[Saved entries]
━━━━━━━━━━━━━━━━
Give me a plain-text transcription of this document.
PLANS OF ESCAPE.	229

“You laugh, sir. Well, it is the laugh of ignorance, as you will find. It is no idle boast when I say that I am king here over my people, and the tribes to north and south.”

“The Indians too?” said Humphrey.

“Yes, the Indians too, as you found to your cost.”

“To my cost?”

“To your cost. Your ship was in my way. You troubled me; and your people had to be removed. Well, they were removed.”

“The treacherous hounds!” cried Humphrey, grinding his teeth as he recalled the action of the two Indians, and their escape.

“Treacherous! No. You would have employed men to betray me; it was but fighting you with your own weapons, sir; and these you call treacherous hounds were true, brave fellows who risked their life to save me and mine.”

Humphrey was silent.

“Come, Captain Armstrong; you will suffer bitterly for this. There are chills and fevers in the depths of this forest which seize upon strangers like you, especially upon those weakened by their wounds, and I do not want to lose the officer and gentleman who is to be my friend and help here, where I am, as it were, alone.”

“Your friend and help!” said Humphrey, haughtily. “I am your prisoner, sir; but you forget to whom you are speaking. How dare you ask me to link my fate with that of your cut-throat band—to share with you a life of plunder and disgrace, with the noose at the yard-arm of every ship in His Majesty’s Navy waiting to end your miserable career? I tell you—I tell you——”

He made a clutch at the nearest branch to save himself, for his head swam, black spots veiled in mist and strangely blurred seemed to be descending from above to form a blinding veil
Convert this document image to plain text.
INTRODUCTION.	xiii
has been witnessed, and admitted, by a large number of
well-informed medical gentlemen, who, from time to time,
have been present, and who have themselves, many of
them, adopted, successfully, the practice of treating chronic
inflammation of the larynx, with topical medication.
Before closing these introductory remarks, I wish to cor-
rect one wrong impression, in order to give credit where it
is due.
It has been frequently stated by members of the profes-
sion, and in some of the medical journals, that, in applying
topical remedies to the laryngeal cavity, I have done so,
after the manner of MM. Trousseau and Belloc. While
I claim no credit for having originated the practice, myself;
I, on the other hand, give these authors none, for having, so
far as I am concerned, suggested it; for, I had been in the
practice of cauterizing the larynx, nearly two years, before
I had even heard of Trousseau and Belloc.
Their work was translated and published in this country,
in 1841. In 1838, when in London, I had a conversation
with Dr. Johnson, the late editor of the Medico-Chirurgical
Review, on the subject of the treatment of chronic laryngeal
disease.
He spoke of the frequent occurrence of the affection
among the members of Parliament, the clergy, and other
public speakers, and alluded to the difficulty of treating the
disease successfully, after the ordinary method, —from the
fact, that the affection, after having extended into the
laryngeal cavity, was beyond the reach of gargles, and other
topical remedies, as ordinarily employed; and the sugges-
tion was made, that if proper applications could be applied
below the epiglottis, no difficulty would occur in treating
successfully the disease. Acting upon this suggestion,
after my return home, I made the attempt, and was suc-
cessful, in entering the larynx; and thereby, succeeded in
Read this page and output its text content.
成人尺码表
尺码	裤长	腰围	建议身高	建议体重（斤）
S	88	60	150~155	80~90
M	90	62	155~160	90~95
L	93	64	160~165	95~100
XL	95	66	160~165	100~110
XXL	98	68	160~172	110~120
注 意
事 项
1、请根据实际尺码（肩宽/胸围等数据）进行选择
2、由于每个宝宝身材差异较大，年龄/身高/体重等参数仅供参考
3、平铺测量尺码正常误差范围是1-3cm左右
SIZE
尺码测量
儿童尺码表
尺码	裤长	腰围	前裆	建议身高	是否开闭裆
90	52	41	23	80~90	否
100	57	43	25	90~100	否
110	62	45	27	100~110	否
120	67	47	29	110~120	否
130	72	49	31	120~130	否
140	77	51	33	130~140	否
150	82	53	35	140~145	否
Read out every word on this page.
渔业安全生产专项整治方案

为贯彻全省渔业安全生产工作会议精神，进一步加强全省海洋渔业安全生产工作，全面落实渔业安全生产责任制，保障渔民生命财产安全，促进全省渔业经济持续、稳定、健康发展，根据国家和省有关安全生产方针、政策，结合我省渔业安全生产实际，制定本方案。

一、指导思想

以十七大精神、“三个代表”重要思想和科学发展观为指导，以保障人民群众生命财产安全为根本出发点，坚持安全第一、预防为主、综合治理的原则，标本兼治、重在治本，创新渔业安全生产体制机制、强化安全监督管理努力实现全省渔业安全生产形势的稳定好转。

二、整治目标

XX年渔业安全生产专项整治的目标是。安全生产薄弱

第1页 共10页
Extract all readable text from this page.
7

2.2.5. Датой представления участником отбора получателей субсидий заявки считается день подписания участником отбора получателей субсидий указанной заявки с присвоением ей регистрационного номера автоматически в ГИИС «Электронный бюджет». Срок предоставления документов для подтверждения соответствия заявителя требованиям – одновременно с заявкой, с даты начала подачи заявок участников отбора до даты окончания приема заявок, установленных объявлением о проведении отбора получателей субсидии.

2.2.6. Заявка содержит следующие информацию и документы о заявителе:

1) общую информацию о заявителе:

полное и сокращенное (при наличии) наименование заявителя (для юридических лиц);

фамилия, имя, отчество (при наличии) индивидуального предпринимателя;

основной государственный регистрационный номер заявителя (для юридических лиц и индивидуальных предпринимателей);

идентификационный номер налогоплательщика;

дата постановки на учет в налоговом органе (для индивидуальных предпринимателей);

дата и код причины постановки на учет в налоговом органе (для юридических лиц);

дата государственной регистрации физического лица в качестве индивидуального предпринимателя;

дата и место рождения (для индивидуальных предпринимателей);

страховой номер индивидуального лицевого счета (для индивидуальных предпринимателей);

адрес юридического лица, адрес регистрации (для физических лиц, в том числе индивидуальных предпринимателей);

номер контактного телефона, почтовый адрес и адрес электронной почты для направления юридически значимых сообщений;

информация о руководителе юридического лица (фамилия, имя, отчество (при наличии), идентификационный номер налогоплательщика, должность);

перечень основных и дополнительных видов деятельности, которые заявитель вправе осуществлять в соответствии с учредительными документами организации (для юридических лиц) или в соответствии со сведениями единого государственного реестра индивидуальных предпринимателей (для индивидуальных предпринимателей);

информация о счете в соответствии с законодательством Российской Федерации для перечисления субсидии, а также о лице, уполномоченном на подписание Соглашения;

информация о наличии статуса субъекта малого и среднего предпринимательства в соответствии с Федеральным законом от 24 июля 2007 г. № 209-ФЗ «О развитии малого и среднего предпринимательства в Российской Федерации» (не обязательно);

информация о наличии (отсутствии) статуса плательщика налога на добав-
━━━━━━━━━━━━━━━━
Request: Transcribe each entry exactly.

Complete output:
Give me a plain-text transcription of this document.
PLANS OF ESCAPE.	229

“You laugh, sir. Well, it is the laugh of ignorance, as you will find. It is no idle boast when I say that I am king here over my people, and the tribes to north and south.”

“The Indians too?” said Humphrey.

“Yes, the Indians too, as you found to your cost.”

“To my cost?”

“To your cost. Your ship was in my way. You troubled me; and your people had to be removed. Well, they were removed.”

“The treacherous hounds!” cried Humphrey, grinding his teeth as he recalled the action of the two Indians, and their escape.

“Treacherous! No. You would have employed men to betray me; it was but fighting you with your own weapons, sir; and these you call treacherous hounds were true, brave fellows who risked their life to save me and mine.”

Humphrey was silent.

“Come, Captain Armstrong; you will suffer bitterly for this. There are chills and fevers in the depths of this forest which seize upon strangers like you, especially upon those weakened by their wounds, and I do not want to lose the officer and gentleman who is to be my friend and help here, where I am, as it were, alone.”

“Your friend and help!” said Humphrey, haughtily. “I am your prisoner, sir; but you forget to whom you are speaking. How dare you ask me to link my fate with that of your cut-throat band—to share with you a life of plunder and disgrace, with the noose at the yard-arm of every ship in His Majesty’s Navy waiting to end your miserable career? I tell you—I tell you——”

He made a clutch at the nearest branch to save himself, for his head swam, black spots veiled in mist and strangely blurred seemed to be descending from above to form a blinding veil
Convert this document image to plain text.
INTRODUCTION.	xiii
has been witnessed, and admitted, by a large number of
well-informed medical gentlemen, who, from time to time,
have been present, and who have themselves, many of
them, adopted, successfully, the practice of treating chronic
inflammation of the larynx, with topical medication.
Before closing these introductory remarks, I wish to cor-
rect one wrong impression, in order to give credit where it
is due.
It has been frequently stated by members of the profes-
sion, and in some of the medical journals, that, in applying
topical remedies to the laryngeal cavity, I have done so,
after the manner of MM. Trousseau and Belloc. While
I claim no credit for having originated the practice, myself;
I, on the other hand, give these authors none, for having, so
far as I am concerned, suggested it; for, I had been in the
practice of cauterizing the larynx, nearly two years, before
I had even heard of Trousseau and Belloc.
Their work was translated and published in this country,
in 1841. In 1838, when in London, I had a conversation
with Dr. Johnson, the late editor of the Medico-Chirurgical
Review, on the subject of the treatment of chronic laryngeal
disease.
He spoke of the frequent occurrence of the affection
among the members of Parliament, the clergy, and other
public speakers, and alluded to the difficulty of treating the
disease successfully, after the ordinary method, —from the
fact, that the affection, after having extended into the
laryngeal cavity, was beyond the reach of gargles, and other
topical remedies, as ordinarily employed; and the sugges-
tion was made, that if proper applications could be applied
below the epiglottis, no difficulty would occur in treating
successfully the disease. Acting upon this suggestion,
after my return home, I made the attempt, and was suc-
cessful, in entering the larynx; and thereby, succeeded in
Read this page and output its text content.
成人尺码表
尺码	裤长	腰围	建议身高	建议体重（斤）
S	88	60	150~155	80~90
M	90	62	155~160	90~95
L	93	64	160~165	95~100
XL	95	66	160~165	100~110
XXL	98	68	160~172	110~120
注 意
事 项
1、请根据实际尺码（肩宽/胸围等数据）进行选择
2、由于每个宝宝身材差异较大，年龄/身高/体重等参数仅供参考
3、平铺测量尺码正常误差范围是1-3cm左右
SIZE
尺码测量
儿童尺码表
尺码	裤长	腰围	前裆	建议身高	是否开闭裆
90	52	41	23	80~90	否
100	57	43	25	90~100	否
110	62	45	27	100~110	否
120	67	47	29	110~120	否
130	72	49	31	120~130	否
140	77	51	33	130~140	否
150	82	53	35	140~145	否
Read out every word on this page.
渔业安全生产专项整治方案

为贯彻全省渔业安全生产工作会议精神，进一步加强全省海洋渔业安全生产工作，全面落实渔业安全生产责任制，保障渔民生命财产安全，促进全省渔业经济持续、稳定、健康发展，根据国家和省有关安全生产方针、政策，结合我省渔业安全生产实际，制定本方案。

一、指导思想

以十七大精神、“三个代表”重要思想和科学发展观为指导，以保障人民群众生命财产安全为根本出发点，坚持安全第一、预防为主、综合治理的原则，标本兼治、重在治本，创新渔业安全生产体制机制、强化安全监督管理努力实现全省渔业安全生产形势的稳定好转。

二、整治目标

XX年渔业安全生产专项整治的目标是。安全生产薄弱

第1页 共10页
Extract all readable text from this page.
7

2.2.5. Датой представления участником отбора получателей субсидий заявки считается день подписания участником отбора получателей субсидий указанной заявки с присвоением ей регистрационного номера автоматически в ГИИС «Электронный бюджет». Срок предоставления документов для подтверждения соответствия заявителя требованиям – одновременно с заявкой, с даты начала подачи заявок участников отбора до даты окончания приема заявок, установленных объявлением о проведении отбора получателей субсидии.

2.2.6. Заявка содержит следующие информацию и документы о заявителе:

1) общую информацию о заявителе:

полное и сокращенное (при наличии) наименование заявителя (для юридических лиц);

фамилия, имя, отчество (при наличии) индивидуального предпринимателя;

основной государственный регистрационный номер заявителя (для юридических лиц и индивидуальных предпринимателей);

идентификационный номер налогоплательщика;

дата постановки на учет в налоговом органе (для индивидуальных предпринимателей);

дата и код причины постановки на учет в налоговом органе (для юридических лиц);

дата государственной регистрации физического лица в качестве индивидуального предпринимателя;

дата и место рождения (для индивидуальных предпринимателей);

страховой номер индивидуального лицевого счета (для индивидуальных предпринимателей);

адрес юридического лица, адрес регистрации (для физических лиц, в том числе индивидуальных предпринимателей);

номер контактного телефона, почтовый адрес и адрес электронной почты для направления юридически значимых сообщений;

информация о руководителе юридического лица (фамилия, имя, отчество (при наличии), идентификационный номер налогоплательщика, должность);

перечень основных и дополнительных видов деятельности, которые заявитель вправе осуществлять в соответствии с учредительными документами организации (для юридических лиц) или в соответствии со сведениями единого государственного реестра индивидуальных предпринимателей (для индивидуальных предпринимателей);

информация о счете в соответствии с законодательством Российской Федерации для перечисления субсидии, а также о лице, уполномоченном на подписание Соглашения;

информация о наличии статуса субъекта малого и среднего предпринимательства в соответствии с Федеральным законом от 24 июля 2007 г. № 209-ФЗ «О развитии малого и среднего предпринимательства в Российской Федерации» (не обязательно);

информация о наличии (отсутствии) статуса плательщика налога на добав-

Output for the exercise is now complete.